# YOUR OBJECTIVE
The line containing "Transcribe this image's" and every line after it, through the last, are to be extracted exactly; no other lines belong in the answer.

● ● ●

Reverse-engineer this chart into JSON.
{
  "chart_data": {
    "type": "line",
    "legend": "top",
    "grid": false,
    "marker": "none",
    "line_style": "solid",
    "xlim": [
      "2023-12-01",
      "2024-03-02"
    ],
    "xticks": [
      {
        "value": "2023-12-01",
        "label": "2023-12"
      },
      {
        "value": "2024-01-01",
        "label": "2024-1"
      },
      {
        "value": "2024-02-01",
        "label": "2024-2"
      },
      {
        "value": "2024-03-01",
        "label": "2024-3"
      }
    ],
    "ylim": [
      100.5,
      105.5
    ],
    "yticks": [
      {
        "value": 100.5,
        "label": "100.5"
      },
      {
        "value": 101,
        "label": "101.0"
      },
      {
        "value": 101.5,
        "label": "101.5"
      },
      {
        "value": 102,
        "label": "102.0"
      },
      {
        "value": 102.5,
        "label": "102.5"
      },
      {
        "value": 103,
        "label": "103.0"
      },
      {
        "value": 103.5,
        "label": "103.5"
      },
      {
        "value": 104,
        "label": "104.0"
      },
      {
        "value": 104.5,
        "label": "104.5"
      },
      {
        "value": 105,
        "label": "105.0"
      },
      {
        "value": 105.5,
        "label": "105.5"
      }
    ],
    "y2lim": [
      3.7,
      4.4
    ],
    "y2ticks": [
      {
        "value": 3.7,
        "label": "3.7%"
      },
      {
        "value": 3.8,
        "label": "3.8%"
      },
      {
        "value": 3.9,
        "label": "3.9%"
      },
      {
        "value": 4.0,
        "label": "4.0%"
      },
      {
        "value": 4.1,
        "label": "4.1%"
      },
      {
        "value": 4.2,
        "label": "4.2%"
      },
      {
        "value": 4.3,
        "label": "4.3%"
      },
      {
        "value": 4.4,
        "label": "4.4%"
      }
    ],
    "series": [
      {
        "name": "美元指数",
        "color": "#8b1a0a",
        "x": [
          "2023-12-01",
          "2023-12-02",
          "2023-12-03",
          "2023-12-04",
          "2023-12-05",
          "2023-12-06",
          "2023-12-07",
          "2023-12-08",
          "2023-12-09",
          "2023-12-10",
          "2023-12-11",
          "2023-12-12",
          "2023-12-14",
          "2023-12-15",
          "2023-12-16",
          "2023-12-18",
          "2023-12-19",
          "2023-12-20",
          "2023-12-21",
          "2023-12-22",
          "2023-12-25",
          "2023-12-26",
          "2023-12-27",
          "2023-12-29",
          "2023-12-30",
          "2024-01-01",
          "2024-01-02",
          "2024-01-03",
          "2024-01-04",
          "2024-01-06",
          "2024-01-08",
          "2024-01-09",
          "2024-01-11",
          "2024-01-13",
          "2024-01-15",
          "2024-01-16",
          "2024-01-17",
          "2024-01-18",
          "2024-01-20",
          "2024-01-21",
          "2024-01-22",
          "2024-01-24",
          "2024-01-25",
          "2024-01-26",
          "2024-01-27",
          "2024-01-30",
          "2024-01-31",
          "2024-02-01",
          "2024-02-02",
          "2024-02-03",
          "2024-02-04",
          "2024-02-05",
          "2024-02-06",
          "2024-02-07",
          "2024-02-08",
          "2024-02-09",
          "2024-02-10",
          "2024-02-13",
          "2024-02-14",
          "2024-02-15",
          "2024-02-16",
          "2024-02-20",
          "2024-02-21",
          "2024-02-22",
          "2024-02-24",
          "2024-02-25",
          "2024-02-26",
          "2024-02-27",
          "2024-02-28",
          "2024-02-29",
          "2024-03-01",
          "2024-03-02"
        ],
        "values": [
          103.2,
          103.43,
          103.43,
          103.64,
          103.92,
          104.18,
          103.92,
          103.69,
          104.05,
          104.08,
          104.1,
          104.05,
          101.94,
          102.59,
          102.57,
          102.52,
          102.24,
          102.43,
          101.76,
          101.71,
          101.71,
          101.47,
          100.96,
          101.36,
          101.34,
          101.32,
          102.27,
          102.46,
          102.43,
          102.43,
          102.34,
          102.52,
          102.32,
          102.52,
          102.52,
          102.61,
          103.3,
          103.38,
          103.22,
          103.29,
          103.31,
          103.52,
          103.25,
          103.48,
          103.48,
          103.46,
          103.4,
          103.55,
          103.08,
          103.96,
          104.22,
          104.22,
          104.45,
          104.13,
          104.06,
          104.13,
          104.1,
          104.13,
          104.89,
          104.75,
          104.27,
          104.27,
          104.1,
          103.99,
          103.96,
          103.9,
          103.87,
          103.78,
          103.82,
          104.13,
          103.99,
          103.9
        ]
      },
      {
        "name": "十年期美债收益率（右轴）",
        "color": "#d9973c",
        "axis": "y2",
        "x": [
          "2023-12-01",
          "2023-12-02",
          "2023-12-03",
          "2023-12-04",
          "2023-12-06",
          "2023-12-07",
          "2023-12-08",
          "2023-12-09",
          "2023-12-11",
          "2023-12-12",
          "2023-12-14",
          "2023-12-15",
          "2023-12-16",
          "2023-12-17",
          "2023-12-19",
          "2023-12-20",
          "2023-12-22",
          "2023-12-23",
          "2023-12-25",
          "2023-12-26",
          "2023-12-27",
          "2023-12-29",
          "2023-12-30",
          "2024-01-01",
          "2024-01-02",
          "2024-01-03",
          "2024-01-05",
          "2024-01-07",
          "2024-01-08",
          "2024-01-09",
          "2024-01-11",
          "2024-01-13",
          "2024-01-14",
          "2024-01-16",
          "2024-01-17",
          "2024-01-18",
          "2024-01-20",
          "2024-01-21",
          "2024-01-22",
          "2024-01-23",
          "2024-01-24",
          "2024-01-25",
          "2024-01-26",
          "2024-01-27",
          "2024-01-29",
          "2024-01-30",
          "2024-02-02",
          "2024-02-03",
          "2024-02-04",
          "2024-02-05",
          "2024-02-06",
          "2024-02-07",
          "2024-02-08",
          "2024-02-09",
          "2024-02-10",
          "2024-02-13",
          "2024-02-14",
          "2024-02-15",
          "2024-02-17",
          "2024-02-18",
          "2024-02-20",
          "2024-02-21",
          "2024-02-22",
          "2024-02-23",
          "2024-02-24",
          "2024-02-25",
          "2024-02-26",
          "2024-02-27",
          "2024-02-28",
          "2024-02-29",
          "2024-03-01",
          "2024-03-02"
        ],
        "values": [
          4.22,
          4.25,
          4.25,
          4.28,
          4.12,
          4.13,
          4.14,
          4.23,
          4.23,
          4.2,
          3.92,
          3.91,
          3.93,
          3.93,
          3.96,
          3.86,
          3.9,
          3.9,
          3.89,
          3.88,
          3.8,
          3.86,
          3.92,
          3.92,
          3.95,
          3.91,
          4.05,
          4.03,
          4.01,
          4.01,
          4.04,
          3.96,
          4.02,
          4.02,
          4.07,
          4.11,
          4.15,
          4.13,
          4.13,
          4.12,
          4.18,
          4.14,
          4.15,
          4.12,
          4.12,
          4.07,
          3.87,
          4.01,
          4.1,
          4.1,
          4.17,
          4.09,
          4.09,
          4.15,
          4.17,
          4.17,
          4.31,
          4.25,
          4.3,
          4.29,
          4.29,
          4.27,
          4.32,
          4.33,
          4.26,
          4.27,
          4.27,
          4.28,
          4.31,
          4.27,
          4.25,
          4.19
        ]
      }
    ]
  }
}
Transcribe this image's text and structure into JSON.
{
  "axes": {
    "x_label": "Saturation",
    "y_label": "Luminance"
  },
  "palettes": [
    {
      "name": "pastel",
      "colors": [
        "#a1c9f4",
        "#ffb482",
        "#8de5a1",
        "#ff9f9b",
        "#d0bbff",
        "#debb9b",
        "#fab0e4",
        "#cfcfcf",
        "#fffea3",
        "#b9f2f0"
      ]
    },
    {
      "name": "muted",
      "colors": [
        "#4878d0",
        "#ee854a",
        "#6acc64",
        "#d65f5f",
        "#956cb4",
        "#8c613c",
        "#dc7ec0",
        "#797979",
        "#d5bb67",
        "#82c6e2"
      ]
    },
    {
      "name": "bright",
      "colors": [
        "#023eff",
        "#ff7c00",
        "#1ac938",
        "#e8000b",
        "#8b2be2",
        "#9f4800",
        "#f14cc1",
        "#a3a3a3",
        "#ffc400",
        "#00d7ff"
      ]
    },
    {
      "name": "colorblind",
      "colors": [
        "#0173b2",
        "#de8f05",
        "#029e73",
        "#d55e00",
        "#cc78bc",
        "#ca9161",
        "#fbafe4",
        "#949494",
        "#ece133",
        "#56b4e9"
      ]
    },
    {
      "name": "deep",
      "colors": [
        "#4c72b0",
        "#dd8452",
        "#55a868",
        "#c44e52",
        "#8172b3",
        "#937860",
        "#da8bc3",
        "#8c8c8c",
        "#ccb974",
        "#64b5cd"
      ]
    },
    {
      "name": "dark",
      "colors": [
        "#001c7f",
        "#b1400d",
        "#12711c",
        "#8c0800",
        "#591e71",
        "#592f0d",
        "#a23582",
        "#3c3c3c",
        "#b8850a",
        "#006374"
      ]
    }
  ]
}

● ● ●

# FULL RESPONSE
Transcribe this image's text and structure into JSON.
{
  "axes": {
    "x_label": "Saturation",
    "y_label": "Luminance"
  },
  "palettes": [
    {
      "name": "pastel",
      "colors": [
        "#a1c9f4",
        "#ffb482",
        "#8de5a1",
        "#ff9f9b",
        "#d0bbff",
        "#debb9b",
        "#fab0e4",
        "#cfcfcf",
        "#fffea3",
        "#b9f2f0"
      ]
    },
    {
      "name": "muted",
      "colors": [
        "#4878d0",
        "#ee854a",
        "#6acc64",
        "#d65f5f",
        "#956cb4",
        "#8c613c",
        "#dc7ec0",
        "#797979",
        "#d5bb67",
        "#82c6e2"
      ]
    },
    {
      "name": "bright",
      "colors": [
        "#023eff",
        "#ff7c00",
        "#1ac938",
        "#e8000b",
        "#8b2be2",
        "#9f4800",
        "#f14cc1",
        "#a3a3a3",
        "#ffc400",
        "#00d7ff"
      ]
    },
    {
      "name": "colorblind",
      "colors": [
        "#0173b2",
        "#de8f05",
        "#029e73",
        "#d55e00",
        "#cc78bc",
        "#ca9161",
        "#fbafe4",
        "#949494",
        "#ece133",
        "#56b4e9"
      ]
    },
    {
      "name": "deep",
      "colors": [
        "#4c72b0",
        "#dd8452",
        "#55a868",
        "#c44e52",
        "#8172b3",
        "#937860",
        "#da8bc3",
        "#8c8c8c",
        "#ccb974",
        "#64b5cd"
      ]
    },
    {
      "name": "dark",
      "colors": [
        "#001c7f",
        "#b1400d",
        "#12711c",
        "#8c0800",
        "#591e71",
        "#592f0d",
        "#a23582",
        "#3c3c3c",
        "#b8850a",
        "#006374"
      ]
    }
  ]
}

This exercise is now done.